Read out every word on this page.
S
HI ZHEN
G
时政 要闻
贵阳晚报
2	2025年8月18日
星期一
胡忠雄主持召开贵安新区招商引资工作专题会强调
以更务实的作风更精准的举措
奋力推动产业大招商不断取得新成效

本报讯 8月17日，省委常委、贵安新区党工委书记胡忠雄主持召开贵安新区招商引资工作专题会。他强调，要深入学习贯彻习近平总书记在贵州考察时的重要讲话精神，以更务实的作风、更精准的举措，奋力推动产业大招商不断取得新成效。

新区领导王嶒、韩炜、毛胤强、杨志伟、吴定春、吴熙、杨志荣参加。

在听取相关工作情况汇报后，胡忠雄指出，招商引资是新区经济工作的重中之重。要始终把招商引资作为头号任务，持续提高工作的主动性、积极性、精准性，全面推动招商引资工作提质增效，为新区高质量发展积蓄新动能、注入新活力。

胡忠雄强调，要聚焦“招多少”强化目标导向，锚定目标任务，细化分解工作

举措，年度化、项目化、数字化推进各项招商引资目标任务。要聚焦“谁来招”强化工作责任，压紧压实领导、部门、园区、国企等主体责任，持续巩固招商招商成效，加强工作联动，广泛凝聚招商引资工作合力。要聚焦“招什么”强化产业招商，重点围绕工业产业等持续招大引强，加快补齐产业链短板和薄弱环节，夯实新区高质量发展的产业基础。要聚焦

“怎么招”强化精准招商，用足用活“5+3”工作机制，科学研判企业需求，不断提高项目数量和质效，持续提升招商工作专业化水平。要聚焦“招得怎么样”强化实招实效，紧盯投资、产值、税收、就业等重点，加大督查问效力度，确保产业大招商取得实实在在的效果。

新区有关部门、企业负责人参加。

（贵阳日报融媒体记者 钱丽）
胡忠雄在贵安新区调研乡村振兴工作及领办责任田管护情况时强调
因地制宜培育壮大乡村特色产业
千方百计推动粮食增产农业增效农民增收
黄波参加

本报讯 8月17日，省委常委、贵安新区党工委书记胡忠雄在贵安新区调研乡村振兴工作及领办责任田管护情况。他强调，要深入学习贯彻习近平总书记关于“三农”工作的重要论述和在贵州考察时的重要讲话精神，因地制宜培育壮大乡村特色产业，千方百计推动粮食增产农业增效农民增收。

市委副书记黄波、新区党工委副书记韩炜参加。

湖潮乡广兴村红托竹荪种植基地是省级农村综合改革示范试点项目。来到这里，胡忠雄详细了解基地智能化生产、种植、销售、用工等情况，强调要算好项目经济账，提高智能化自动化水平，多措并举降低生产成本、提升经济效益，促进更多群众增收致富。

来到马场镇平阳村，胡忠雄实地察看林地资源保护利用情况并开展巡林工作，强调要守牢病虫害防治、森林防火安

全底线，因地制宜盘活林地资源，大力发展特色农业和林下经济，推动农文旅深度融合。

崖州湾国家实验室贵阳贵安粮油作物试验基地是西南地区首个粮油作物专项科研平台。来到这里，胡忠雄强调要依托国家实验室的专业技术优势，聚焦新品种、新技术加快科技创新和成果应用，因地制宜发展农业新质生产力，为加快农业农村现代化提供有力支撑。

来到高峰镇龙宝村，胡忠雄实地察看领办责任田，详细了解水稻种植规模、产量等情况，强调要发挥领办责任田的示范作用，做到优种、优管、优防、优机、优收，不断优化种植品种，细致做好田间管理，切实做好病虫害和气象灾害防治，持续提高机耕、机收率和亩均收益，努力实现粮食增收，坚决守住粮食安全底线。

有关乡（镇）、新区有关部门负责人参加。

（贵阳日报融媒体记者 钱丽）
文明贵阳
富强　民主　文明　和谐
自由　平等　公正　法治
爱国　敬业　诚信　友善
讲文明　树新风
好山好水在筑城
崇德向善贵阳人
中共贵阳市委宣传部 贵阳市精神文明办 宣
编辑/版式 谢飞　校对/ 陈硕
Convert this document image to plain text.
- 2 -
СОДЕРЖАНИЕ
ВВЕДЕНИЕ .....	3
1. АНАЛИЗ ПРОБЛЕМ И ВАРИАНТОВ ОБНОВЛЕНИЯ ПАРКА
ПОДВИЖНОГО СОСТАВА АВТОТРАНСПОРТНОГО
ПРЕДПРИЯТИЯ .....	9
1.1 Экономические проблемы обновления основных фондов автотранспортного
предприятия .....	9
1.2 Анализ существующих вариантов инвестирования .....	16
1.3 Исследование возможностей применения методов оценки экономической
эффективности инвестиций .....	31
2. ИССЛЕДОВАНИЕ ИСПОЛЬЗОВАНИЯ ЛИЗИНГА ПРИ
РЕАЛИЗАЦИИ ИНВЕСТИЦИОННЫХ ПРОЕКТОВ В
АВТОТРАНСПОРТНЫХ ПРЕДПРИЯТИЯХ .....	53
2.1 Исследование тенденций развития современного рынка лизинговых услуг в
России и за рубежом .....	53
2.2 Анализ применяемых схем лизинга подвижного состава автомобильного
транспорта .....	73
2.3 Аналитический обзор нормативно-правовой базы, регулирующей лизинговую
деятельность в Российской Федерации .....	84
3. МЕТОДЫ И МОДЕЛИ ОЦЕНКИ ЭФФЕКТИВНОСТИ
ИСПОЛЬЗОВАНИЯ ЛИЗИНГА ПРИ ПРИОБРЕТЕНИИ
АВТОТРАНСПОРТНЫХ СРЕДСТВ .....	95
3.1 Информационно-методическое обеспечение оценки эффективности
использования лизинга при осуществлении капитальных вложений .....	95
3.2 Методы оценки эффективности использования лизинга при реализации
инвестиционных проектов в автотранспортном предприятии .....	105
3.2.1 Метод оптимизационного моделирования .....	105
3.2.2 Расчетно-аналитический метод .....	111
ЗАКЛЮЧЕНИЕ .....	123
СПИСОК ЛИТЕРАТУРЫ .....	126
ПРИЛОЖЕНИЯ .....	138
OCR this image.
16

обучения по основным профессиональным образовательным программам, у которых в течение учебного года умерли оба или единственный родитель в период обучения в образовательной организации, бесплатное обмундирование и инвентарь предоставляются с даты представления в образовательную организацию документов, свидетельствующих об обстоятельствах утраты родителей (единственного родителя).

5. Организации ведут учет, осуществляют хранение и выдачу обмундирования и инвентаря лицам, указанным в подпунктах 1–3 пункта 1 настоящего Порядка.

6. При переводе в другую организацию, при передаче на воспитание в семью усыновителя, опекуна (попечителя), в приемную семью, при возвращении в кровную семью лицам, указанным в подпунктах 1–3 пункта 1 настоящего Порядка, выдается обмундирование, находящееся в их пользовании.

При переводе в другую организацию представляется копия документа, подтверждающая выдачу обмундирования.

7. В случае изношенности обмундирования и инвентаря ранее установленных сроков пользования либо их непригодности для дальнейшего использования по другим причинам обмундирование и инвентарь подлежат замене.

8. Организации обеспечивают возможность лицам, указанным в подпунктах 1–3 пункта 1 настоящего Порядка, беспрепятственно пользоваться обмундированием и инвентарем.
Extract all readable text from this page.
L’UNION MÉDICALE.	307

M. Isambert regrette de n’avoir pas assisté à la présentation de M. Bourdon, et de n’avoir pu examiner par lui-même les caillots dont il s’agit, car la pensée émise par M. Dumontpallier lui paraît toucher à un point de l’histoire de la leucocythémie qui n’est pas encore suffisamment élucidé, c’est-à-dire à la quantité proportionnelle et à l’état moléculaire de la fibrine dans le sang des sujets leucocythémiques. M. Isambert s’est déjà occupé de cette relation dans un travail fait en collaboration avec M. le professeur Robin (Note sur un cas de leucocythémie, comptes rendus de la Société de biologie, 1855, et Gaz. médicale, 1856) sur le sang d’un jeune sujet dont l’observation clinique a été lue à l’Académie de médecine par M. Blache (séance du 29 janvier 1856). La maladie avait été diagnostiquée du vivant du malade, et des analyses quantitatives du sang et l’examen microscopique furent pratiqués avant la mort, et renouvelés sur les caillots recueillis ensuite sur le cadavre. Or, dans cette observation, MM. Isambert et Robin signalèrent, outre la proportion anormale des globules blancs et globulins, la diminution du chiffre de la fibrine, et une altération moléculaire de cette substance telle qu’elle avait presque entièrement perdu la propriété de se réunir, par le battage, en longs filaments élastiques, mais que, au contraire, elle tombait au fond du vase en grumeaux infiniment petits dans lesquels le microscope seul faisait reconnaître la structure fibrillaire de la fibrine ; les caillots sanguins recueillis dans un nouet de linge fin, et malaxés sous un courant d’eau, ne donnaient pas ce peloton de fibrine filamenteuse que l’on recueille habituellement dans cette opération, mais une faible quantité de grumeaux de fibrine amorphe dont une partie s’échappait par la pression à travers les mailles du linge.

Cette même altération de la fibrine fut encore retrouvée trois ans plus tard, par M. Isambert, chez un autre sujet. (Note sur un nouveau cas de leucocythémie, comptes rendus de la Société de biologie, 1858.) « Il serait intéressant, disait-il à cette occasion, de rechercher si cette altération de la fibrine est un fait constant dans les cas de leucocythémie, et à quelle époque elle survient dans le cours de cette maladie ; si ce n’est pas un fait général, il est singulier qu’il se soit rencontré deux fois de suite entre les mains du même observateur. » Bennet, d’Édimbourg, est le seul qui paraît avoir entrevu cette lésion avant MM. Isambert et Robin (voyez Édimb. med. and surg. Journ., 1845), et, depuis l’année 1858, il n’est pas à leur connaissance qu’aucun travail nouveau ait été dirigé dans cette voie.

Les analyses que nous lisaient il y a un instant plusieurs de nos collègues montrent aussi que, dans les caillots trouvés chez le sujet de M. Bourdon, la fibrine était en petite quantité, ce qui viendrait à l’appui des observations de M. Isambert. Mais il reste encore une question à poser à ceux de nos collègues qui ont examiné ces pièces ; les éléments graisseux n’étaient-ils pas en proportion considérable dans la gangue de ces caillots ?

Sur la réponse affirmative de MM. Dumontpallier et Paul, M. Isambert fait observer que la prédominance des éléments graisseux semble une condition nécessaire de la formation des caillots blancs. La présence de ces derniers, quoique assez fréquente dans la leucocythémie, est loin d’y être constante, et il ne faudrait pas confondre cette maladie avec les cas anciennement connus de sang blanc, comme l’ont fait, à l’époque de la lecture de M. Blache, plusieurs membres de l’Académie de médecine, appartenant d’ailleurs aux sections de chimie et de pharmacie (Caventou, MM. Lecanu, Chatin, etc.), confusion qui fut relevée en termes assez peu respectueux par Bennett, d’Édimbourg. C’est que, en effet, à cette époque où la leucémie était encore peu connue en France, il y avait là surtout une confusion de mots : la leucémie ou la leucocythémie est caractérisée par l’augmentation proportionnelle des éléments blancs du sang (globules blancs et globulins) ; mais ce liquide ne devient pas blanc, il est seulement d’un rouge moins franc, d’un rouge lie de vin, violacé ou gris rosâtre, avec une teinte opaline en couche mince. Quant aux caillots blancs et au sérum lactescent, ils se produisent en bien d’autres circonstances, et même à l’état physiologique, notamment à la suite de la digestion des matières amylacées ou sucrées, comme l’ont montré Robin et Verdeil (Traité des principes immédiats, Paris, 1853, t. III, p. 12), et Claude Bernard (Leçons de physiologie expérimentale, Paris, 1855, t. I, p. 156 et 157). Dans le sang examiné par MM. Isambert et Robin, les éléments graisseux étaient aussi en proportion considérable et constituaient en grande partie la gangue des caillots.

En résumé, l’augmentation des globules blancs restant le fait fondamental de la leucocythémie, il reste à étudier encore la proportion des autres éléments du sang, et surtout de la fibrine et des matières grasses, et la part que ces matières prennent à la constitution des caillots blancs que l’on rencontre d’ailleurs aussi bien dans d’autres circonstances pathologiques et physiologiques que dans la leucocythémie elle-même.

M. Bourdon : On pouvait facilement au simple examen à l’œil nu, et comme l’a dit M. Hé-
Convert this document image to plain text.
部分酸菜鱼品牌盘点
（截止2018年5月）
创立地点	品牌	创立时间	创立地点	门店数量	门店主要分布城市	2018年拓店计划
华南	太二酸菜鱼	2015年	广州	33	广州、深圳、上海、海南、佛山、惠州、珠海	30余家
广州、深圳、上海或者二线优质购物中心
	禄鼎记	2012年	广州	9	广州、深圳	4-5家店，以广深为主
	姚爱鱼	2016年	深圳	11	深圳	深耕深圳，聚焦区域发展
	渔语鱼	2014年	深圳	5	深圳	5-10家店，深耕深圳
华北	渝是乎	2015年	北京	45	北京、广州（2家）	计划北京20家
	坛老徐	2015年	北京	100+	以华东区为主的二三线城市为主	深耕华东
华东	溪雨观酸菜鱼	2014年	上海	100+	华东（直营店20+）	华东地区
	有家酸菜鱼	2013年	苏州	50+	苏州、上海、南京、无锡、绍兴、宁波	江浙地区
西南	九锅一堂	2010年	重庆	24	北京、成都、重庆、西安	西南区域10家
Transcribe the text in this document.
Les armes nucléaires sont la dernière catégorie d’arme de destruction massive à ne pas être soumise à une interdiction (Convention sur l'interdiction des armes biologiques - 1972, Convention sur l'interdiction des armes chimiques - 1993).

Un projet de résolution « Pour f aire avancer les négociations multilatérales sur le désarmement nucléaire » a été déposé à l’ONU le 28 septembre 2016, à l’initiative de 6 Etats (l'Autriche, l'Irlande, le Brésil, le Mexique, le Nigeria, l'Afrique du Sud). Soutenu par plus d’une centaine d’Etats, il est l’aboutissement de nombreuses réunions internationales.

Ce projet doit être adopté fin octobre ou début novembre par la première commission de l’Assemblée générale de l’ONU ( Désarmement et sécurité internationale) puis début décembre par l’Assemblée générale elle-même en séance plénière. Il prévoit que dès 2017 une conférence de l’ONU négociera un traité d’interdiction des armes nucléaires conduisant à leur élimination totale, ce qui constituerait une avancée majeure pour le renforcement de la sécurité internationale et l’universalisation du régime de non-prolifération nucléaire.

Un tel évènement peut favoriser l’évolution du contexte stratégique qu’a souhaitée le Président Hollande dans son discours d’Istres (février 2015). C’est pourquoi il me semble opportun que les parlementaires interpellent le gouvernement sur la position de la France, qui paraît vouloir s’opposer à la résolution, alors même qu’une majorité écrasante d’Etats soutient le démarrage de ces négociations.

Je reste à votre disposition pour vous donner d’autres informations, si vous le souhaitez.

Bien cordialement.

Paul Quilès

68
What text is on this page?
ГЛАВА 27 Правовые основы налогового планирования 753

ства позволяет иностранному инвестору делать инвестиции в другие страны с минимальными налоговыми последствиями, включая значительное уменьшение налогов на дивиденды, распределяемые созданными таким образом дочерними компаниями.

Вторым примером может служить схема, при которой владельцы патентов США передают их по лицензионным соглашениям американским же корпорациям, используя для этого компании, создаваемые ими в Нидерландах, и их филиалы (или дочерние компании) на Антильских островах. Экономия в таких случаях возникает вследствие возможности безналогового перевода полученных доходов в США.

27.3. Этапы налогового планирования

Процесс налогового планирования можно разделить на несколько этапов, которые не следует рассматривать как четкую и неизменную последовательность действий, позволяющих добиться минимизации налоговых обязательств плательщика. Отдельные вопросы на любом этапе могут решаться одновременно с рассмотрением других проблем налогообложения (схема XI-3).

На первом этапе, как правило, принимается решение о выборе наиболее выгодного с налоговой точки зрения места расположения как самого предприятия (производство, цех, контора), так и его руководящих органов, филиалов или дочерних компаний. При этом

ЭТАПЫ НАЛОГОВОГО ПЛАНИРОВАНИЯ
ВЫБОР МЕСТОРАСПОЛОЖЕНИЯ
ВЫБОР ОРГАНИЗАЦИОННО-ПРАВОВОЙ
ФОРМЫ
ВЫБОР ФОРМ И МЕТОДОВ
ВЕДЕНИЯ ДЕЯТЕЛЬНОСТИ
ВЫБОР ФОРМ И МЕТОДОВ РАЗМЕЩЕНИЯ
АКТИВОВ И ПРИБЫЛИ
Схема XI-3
*-*-*
Output nothing but the number of lines in the data containing the string "因地制宜培育壮大乡村特色产业".

2